AIM OF THE EXERCISE
Skip the pictures and repeat each line of the data exactly.

-- Start of DATA RECORDS --

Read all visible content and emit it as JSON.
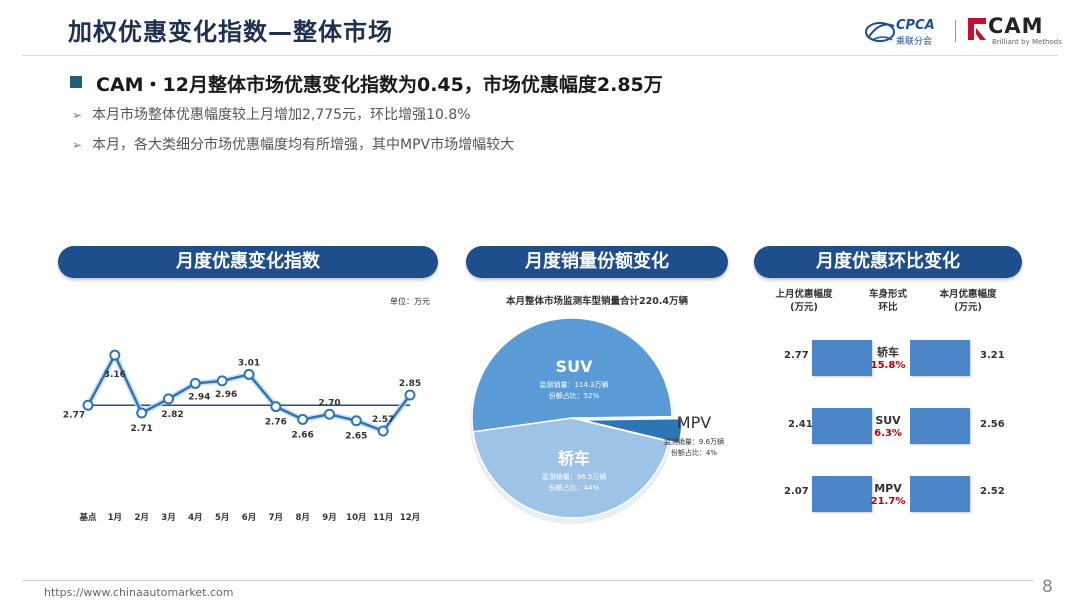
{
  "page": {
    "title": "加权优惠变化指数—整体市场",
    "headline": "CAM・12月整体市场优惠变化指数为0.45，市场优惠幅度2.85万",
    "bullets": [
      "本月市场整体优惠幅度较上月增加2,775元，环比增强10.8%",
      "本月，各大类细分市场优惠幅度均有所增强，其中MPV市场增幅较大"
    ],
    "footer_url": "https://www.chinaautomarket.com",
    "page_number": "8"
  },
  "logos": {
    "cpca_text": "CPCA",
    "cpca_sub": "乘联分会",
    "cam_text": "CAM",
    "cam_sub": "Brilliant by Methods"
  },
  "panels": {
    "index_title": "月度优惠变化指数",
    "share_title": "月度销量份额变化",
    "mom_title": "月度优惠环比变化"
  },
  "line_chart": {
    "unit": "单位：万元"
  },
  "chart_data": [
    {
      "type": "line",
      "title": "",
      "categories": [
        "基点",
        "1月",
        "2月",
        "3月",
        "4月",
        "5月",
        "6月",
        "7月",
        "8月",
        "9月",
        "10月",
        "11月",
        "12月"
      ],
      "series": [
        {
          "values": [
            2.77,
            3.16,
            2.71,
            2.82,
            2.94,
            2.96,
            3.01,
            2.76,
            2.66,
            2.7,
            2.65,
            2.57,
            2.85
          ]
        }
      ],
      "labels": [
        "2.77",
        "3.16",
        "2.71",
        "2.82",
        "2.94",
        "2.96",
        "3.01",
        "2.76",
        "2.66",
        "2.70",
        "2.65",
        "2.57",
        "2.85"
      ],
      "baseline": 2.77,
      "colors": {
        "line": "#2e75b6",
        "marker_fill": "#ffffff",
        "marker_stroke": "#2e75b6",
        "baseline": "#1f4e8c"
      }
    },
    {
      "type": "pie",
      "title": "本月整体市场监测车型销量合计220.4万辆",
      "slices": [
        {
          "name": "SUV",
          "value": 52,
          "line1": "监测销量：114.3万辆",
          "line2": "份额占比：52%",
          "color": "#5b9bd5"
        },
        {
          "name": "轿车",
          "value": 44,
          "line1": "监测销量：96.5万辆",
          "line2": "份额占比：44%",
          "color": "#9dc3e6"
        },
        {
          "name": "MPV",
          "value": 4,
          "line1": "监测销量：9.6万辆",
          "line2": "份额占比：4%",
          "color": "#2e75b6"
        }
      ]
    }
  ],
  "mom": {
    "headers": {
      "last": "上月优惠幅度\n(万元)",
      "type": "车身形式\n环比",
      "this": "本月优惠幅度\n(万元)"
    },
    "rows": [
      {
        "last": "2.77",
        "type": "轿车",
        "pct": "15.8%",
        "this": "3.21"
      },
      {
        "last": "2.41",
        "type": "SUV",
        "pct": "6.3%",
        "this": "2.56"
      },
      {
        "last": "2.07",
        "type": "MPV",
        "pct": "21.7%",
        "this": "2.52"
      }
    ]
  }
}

-- End of DATA RECORDS --

ANSWER IN FULL
Read all visible content and emit it as JSON.
{
  "page": {
    "title": "加权优惠变化指数—整体市场",
    "headline": "CAM・12月整体市场优惠变化指数为0.45，市场优惠幅度2.85万",
    "bullets": [
      "本月市场整体优惠幅度较上月增加2,775元，环比增强10.8%",
      "本月，各大类细分市场优惠幅度均有所增强，其中MPV市场增幅较大"
    ],
    "footer_url": "https://www.chinaautomarket.com",
    "page_number": "8"
  },
  "logos": {
    "cpca_text": "CPCA",
    "cpca_sub": "乘联分会",
    "cam_text": "CAM",
    "cam_sub": "Brilliant by Methods"
  },
  "panels": {
    "index_title": "月度优惠变化指数",
    "share_title": "月度销量份额变化",
    "mom_title": "月度优惠环比变化"
  },
  "line_chart": {
    "unit": "单位：万元"
  },
  "chart_data": [
    {
      "type": "line",
      "title": "",
      "categories": [
        "基点",
        "1月",
        "2月",
        "3月",
        "4月",
        "5月",
        "6月",
        "7月",
        "8月",
        "9月",
        "10月",
        "11月",
        "12月"
      ],
      "series": [
        {
          "values": [
            2.77,
            3.16,
            2.71,
            2.82,
            2.94,
            2.96,
            3.01,
            2.76,
            2.66,
            2.7,
            2.65,
            2.57,
            2.85
          ]
        }
      ],
      "labels": [
        "2.77",
        "3.16",
        "2.71",
        "2.82",
        "2.94",
        "2.96",
        "3.01",
        "2.76",
        "2.66",
        "2.70",
        "2.65",
        "2.57",
        "2.85"
      ],
      "baseline": 2.77,
      "colors": {
        "line": "#2e75b6",
        "marker_fill": "#ffffff",
        "marker_stroke": "#2e75b6",
        "baseline": "#1f4e8c"
      }
    },
    {
      "type": "pie",
      "title": "本月整体市场监测车型销量合计220.4万辆",
      "slices": [
        {
          "name": "SUV",
          "value": 52,
          "line1": "监测销量：114.3万辆",
          "line2": "份额占比：52%",
          "color": "#5b9bd5"
        },
        {
          "name": "轿车",
          "value": 44,
          "line1": "监测销量：96.5万辆",
          "line2": "份额占比：44%",
          "color": "#9dc3e6"
        },
        {
          "name": "MPV",
          "value": 4,
          "line1": "监测销量：9.6万辆",
          "line2": "份额占比：4%",
          "color": "#2e75b6"
        }
      ]
    }
  ],
  "mom": {
    "headers": {
      "last": "上月优惠幅度\n(万元)",
      "type": "车身形式\n环比",
      "this": "本月优惠幅度\n(万元)"
    },
    "rows": [
      {
        "last": "2.77",
        "type": "轿车",
        "pct": "15.8%",
        "this": "3.21"
      },
      {
        "last": "2.41",
        "type": "SUV",
        "pct": "6.3%",
        "this": "2.56"
      },
      {
        "last": "2.07",
        "type": "MPV",
        "pct": "21.7%",
        "this": "2.52"
      }
    ]
  }
}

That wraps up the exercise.